**Exercise aim:**
Return nothing but the lines from the line containing "What does this" through the last line of the records, reproduced exactly.

**Dataset entries:**
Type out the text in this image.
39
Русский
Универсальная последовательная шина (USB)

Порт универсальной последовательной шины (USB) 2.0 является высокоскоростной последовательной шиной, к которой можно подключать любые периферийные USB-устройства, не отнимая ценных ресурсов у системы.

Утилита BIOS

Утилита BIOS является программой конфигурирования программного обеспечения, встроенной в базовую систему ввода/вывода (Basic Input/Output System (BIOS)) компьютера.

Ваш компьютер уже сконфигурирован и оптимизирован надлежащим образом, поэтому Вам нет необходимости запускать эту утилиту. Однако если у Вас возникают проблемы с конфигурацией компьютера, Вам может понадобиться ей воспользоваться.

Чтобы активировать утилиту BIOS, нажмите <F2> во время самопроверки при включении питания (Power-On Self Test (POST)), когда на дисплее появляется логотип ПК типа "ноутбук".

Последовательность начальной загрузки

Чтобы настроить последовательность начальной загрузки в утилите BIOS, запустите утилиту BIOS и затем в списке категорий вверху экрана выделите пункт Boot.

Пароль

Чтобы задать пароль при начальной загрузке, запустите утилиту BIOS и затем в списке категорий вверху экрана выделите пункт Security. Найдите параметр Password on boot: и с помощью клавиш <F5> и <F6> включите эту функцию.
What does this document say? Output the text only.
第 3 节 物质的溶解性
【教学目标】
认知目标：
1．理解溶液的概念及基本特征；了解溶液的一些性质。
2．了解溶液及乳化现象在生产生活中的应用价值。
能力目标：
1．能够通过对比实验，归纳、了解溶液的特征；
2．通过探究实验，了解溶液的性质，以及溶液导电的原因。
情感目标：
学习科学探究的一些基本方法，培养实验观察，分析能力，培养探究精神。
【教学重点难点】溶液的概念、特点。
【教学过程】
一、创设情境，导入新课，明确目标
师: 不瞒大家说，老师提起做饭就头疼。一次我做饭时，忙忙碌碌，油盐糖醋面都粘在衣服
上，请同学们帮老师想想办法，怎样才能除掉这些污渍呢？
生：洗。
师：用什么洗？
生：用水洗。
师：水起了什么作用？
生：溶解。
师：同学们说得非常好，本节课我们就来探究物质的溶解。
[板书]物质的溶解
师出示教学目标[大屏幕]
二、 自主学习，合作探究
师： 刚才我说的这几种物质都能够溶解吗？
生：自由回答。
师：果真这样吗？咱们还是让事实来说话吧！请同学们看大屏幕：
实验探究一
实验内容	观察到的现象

**Problem solution:**
What does this document say? Output the text only.
第 3 节 物质的溶解性
【教学目标】
认知目标：
1．理解溶液的概念及基本特征；了解溶液的一些性质。
2．了解溶液及乳化现象在生产生活中的应用价值。
能力目标：
1．能够通过对比实验，归纳、了解溶液的特征；
2．通过探究实验，了解溶液的性质，以及溶液导电的原因。
情感目标：
学习科学探究的一些基本方法，培养实验观察，分析能力，培养探究精神。
【教学重点难点】溶液的概念、特点。
【教学过程】
一、创设情境，导入新课，明确目标
师: 不瞒大家说，老师提起做饭就头疼。一次我做饭时，忙忙碌碌，油盐糖醋面都粘在衣服
上，请同学们帮老师想想办法，怎样才能除掉这些污渍呢？
生：洗。
师：用什么洗？
生：用水洗。
师：水起了什么作用？
生：溶解。
师：同学们说得非常好，本节课我们就来探究物质的溶解。
[板书]物质的溶解
师出示教学目标[大屏幕]
二、 自主学习，合作探究
师： 刚才我说的这几种物质都能够溶解吗？
生：自由回答。
师：果真这样吗？咱们还是让事实来说话吧！请同学们看大屏幕：
实验探究一
实验内容	观察到的现象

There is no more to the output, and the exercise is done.